▸ **THE RECORDS**
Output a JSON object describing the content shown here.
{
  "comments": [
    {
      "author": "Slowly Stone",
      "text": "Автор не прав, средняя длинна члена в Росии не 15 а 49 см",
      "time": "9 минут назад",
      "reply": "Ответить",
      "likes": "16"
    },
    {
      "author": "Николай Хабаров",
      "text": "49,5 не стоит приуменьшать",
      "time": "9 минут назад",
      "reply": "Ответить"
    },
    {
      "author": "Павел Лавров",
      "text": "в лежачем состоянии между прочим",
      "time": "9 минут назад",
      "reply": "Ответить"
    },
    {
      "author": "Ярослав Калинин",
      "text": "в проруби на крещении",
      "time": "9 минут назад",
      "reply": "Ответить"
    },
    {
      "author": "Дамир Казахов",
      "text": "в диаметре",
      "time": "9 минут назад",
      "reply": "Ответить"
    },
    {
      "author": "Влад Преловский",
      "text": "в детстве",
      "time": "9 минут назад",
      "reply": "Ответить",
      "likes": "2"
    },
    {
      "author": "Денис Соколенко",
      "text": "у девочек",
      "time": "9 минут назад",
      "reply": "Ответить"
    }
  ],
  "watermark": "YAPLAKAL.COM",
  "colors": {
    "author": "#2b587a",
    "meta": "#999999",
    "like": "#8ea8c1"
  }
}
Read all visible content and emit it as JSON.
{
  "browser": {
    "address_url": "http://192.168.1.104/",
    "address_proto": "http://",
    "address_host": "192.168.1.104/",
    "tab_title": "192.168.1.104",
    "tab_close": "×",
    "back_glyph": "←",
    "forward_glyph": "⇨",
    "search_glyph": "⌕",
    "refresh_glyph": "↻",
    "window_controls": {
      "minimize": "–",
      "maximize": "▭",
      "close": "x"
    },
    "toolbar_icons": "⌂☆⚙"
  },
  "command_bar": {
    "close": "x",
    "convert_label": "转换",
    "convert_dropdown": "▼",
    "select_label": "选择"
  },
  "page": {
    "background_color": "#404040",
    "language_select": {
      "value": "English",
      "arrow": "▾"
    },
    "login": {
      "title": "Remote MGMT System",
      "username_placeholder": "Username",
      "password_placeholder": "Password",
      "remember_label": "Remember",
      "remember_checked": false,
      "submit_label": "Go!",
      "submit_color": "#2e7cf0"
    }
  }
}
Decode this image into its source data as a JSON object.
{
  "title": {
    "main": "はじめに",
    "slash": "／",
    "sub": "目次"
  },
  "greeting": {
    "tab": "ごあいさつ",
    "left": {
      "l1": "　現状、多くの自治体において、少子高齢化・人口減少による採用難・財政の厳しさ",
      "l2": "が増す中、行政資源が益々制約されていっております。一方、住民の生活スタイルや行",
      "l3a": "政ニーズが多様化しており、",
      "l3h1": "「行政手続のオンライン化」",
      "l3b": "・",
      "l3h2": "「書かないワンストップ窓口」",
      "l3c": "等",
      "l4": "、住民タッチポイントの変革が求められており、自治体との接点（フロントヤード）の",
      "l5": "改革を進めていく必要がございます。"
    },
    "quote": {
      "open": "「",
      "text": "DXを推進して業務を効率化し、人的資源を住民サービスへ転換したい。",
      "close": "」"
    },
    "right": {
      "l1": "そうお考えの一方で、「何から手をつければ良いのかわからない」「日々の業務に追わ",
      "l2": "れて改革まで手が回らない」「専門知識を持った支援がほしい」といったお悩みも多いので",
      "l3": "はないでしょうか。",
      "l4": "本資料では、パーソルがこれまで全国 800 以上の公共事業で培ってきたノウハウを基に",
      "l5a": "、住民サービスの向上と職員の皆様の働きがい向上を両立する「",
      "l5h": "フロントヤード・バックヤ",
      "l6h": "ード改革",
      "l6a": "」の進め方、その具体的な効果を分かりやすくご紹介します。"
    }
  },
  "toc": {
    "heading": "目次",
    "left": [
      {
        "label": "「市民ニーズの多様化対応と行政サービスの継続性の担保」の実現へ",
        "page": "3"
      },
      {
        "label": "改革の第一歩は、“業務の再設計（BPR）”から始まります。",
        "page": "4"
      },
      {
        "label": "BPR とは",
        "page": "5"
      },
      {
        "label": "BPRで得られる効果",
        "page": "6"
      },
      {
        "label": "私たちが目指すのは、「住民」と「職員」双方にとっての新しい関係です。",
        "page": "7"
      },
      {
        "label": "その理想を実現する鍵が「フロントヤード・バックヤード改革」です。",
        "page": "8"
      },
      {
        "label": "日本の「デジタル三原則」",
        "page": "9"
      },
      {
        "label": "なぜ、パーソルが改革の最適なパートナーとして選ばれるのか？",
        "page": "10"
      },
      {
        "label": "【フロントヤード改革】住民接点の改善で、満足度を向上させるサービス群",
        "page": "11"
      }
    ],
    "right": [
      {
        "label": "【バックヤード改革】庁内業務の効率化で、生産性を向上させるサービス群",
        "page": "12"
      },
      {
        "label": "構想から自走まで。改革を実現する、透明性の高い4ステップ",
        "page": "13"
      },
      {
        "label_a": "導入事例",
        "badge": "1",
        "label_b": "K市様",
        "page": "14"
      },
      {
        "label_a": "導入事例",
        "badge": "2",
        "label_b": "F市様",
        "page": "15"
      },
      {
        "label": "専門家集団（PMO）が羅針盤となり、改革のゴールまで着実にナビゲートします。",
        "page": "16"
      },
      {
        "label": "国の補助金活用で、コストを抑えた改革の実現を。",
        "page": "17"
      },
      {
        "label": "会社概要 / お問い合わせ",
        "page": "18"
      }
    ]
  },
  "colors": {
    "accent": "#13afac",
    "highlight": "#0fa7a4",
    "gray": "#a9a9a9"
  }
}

▸ **TASK OBJECTIVE**
Return all of the data word for word.

▸ **RESPONSE**
Output a JSON object describing the content shown here.
{
  "comments": [
    {
      "author": "Slowly Stone",
      "text": "Автор не прав, средняя длинна члена в Росии не 15 а 49 см",
      "time": "9 минут назад",
      "reply": "Ответить",
      "likes": "16"
    },
    {
      "author": "Николай Хабаров",
      "text": "49,5 не стоит приуменьшать",
      "time": "9 минут назад",
      "reply": "Ответить"
    },
    {
      "author": "Павел Лавров",
      "text": "в лежачем состоянии между прочим",
      "time": "9 минут назад",
      "reply": "Ответить"
    },
    {
      "author": "Ярослав Калинин",
      "text": "в проруби на крещении",
      "time": "9 минут назад",
      "reply": "Ответить"
    },
    {
      "author": "Дамир Казахов",
      "text": "в диаметре",
      "time": "9 минут назад",
      "reply": "Ответить"
    },
    {
      "author": "Влад Преловский",
      "text": "в детстве",
      "time": "9 минут назад",
      "reply": "Ответить",
      "likes": "2"
    },
    {
      "author": "Денис Соколенко",
      "text": "у девочек",
      "time": "9 минут назад",
      "reply": "Ответить"
    }
  ],
  "watermark": "YAPLAKAL.COM",
  "colors": {
    "author": "#2b587a",
    "meta": "#999999",
    "like": "#8ea8c1"
  }
}
Read all visible content and emit it as JSON.
{
  "browser": {
    "address_url": "http://192.168.1.104/",
    "address_proto": "http://",
    "address_host": "192.168.1.104/",
    "tab_title": "192.168.1.104",
    "tab_close": "×",
    "back_glyph": "←",
    "forward_glyph": "⇨",
    "search_glyph": "⌕",
    "refresh_glyph": "↻",
    "window_controls": {
      "minimize": "–",
      "maximize": "▭",
      "close": "x"
    },
    "toolbar_icons": "⌂☆⚙"
  },
  "command_bar": {
    "close": "x",
    "convert_label": "转换",
    "convert_dropdown": "▼",
    "select_label": "选择"
  },
  "page": {
    "background_color": "#404040",
    "language_select": {
      "value": "English",
      "arrow": "▾"
    },
    "login": {
      "title": "Remote MGMT System",
      "username_placeholder": "Username",
      "password_placeholder": "Password",
      "remember_label": "Remember",
      "remember_checked": false,
      "submit_label": "Go!",
      "submit_color": "#2e7cf0"
    }
  }
}
Decode this image into its source data as a JSON object.
{
  "title": {
    "main": "はじめに",
    "slash": "／",
    "sub": "目次"
  },
  "greeting": {
    "tab": "ごあいさつ",
    "left": {
      "l1": "　現状、多くの自治体において、少子高齢化・人口減少による採用難・財政の厳しさ",
      "l2": "が増す中、行政資源が益々制約されていっております。一方、住民の生活スタイルや行",
      "l3a": "政ニーズが多様化しており、",
      "l3h1": "「行政手続のオンライン化」",
      "l3b": "・",
      "l3h2": "「書かないワンストップ窓口」",
      "l3c": "等",
      "l4": "、住民タッチポイントの変革が求められており、自治体との接点（フロントヤード）の",
      "l5": "改革を進めていく必要がございます。"
    },
    "quote": {
      "open": "「",
      "text": "DXを推進して業務を効率化し、人的資源を住民サービスへ転換したい。",
      "close": "」"
    },
    "right": {
      "l1": "そうお考えの一方で、「何から手をつければ良いのかわからない」「日々の業務に追わ",
      "l2": "れて改革まで手が回らない」「専門知識を持った支援がほしい」といったお悩みも多いので",
      "l3": "はないでしょうか。",
      "l4": "本資料では、パーソルがこれまで全国 800 以上の公共事業で培ってきたノウハウを基に",
      "l5a": "、住民サービスの向上と職員の皆様の働きがい向上を両立する「",
      "l5h": "フロントヤード・バックヤ",
      "l6h": "ード改革",
      "l6a": "」の進め方、その具体的な効果を分かりやすくご紹介します。"
    }
  },
  "toc": {
    "heading": "目次",
    "left": [
      {
        "label": "「市民ニーズの多様化対応と行政サービスの継続性の担保」の実現へ",
        "page": "3"
      },
      {
        "label": "改革の第一歩は、“業務の再設計（BPR）”から始まります。",
        "page": "4"
      },
      {
        "label": "BPR とは",
        "page": "5"
      },
      {
        "label": "BPRで得られる効果",
        "page": "6"
      },
      {
        "label": "私たちが目指すのは、「住民」と「職員」双方にとっての新しい関係です。",
        "page": "7"
      },
      {
        "label": "その理想を実現する鍵が「フロントヤード・バックヤード改革」です。",
        "page": "8"
      },
      {
        "label": "日本の「デジタル三原則」",
        "page": "9"
      },
      {
        "label": "なぜ、パーソルが改革の最適なパートナーとして選ばれるのか？",
        "page": "10"
      },
      {
        "label": "【フロントヤード改革】住民接点の改善で、満足度を向上させるサービス群",
        "page": "11"
      }
    ],
    "right": [
      {
        "label": "【バックヤード改革】庁内業務の効率化で、生産性を向上させるサービス群",
        "page": "12"
      },
      {
        "label": "構想から自走まで。改革を実現する、透明性の高い4ステップ",
        "page": "13"
      },
      {
        "label_a": "導入事例",
        "badge": "1",
        "label_b": "K市様",
        "page": "14"
      },
      {
        "label_a": "導入事例",
        "badge": "2",
        "label_b": "F市様",
        "page": "15"
      },
      {
        "label": "専門家集団（PMO）が羅針盤となり、改革のゴールまで着実にナビゲートします。",
        "page": "16"
      },
      {
        "label": "国の補助金活用で、コストを抑えた改革の実現を。",
        "page": "17"
      },
      {
        "label": "会社概要 / お問い合わせ",
        "page": "18"
      }
    ]
  },
  "colors": {
    "accent": "#13afac",
    "highlight": "#0fa7a4",
    "gray": "#a9a9a9"
  }
}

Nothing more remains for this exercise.